Start MATERIAL
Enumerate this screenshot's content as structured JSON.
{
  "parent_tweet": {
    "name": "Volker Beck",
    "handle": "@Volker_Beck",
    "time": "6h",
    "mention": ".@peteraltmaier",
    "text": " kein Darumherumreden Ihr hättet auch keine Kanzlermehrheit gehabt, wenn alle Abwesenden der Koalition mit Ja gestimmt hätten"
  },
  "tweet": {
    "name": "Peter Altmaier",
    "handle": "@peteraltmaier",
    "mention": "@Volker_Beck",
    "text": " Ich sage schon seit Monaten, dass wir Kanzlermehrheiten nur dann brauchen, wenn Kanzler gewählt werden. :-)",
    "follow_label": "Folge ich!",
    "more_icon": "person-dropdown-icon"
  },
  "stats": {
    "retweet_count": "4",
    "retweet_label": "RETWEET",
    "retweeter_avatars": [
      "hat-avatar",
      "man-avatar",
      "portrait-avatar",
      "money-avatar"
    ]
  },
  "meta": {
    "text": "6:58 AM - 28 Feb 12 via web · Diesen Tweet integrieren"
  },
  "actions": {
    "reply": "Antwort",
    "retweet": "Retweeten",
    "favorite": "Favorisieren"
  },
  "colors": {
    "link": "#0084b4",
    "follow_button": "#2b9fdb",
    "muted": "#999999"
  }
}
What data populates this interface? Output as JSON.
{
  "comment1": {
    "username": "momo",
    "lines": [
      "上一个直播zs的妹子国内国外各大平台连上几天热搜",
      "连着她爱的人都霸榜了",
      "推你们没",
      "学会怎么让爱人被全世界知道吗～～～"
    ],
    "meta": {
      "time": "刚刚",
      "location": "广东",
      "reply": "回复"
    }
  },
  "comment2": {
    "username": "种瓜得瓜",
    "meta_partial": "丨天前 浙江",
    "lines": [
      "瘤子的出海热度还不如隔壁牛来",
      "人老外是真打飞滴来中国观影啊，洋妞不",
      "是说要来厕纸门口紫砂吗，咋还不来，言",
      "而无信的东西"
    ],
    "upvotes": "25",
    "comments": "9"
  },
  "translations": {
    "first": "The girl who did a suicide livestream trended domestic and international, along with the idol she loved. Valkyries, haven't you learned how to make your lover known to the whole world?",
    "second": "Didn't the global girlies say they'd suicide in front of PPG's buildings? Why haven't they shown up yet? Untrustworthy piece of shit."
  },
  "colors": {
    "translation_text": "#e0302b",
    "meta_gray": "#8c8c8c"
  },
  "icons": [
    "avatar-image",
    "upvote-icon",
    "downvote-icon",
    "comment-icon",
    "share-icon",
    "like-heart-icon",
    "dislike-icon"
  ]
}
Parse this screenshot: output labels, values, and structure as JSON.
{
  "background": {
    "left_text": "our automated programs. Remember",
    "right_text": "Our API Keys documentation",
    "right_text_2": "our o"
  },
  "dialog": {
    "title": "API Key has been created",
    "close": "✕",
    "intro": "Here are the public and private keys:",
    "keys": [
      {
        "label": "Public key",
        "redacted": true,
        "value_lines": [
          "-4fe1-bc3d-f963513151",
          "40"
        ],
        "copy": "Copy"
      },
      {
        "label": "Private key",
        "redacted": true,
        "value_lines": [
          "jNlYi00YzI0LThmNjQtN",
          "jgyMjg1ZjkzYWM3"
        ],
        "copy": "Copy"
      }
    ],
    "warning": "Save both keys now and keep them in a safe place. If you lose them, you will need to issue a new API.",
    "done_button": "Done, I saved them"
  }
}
End MATERIAL
# GOAL
Output the listing above without altering a single character.

# OUTPUT BELOW
Enumerate this screenshot's content as structured JSON.
{
  "parent_tweet": {
    "name": "Volker Beck",
    "handle": "@Volker_Beck",
    "time": "6h",
    "mention": ".@peteraltmaier",
    "text": " kein Darumherumreden Ihr hättet auch keine Kanzlermehrheit gehabt, wenn alle Abwesenden der Koalition mit Ja gestimmt hätten"
  },
  "tweet": {
    "name": "Peter Altmaier",
    "handle": "@peteraltmaier",
    "mention": "@Volker_Beck",
    "text": " Ich sage schon seit Monaten, dass wir Kanzlermehrheiten nur dann brauchen, wenn Kanzler gewählt werden. :-)",
    "follow_label": "Folge ich!",
    "more_icon": "person-dropdown-icon"
  },
  "stats": {
    "retweet_count": "4",
    "retweet_label": "RETWEET",
    "retweeter_avatars": [
      "hat-avatar",
      "man-avatar",
      "portrait-avatar",
      "money-avatar"
    ]
  },
  "meta": {
    "text": "6:58 AM - 28 Feb 12 via web · Diesen Tweet integrieren"
  },
  "actions": {
    "reply": "Antwort",
    "retweet": "Retweeten",
    "favorite": "Favorisieren"
  },
  "colors": {
    "link": "#0084b4",
    "follow_button": "#2b9fdb",
    "muted": "#999999"
  }
}
What data populates this interface? Output as JSON.
{
  "comment1": {
    "username": "momo",
    "lines": [
      "上一个直播zs的妹子国内国外各大平台连上几天热搜",
      "连着她爱的人都霸榜了",
      "推你们没",
      "学会怎么让爱人被全世界知道吗～～～"
    ],
    "meta": {
      "time": "刚刚",
      "location": "广东",
      "reply": "回复"
    }
  },
  "comment2": {
    "username": "种瓜得瓜",
    "meta_partial": "丨天前 浙江",
    "lines": [
      "瘤子的出海热度还不如隔壁牛来",
      "人老外是真打飞滴来中国观影啊，洋妞不",
      "是说要来厕纸门口紫砂吗，咋还不来，言",
      "而无信的东西"
    ],
    "upvotes": "25",
    "comments": "9"
  },
  "translations": {
    "first": "The girl who did a suicide livestream trended domestic and international, along with the idol she loved. Valkyries, haven't you learned how to make your lover known to the whole world?",
    "second": "Didn't the global girlies say they'd suicide in front of PPG's buildings? Why haven't they shown up yet? Untrustworthy piece of shit."
  },
  "colors": {
    "translation_text": "#e0302b",
    "meta_gray": "#8c8c8c"
  },
  "icons": [
    "avatar-image",
    "upvote-icon",
    "downvote-icon",
    "comment-icon",
    "share-icon",
    "like-heart-icon",
    "dislike-icon"
  ]
}
Parse this screenshot: output labels, values, and structure as JSON.
{
  "background": {
    "left_text": "our automated programs. Remember",
    "right_text": "Our API Keys documentation",
    "right_text_2": "our o"
  },
  "dialog": {
    "title": "API Key has been created",
    "close": "✕",
    "intro": "Here are the public and private keys:",
    "keys": [
      {
        "label": "Public key",
        "redacted": true,
        "value_lines": [
          "-4fe1-bc3d-f963513151",
          "40"
        ],
        "copy": "Copy"
      },
      {
        "label": "Private key",
        "redacted": true,
        "value_lines": [
          "jNlYi00YzI0LThmNjQtN",
          "jgyMjg1ZjkzYWM3"
        ],
        "copy": "Copy"
      }
    ],
    "warning": "Save both keys now and keep them in a safe place. If you lose them, you will need to issue a new API.",
    "done_button": "Done, I saved them"
  }
}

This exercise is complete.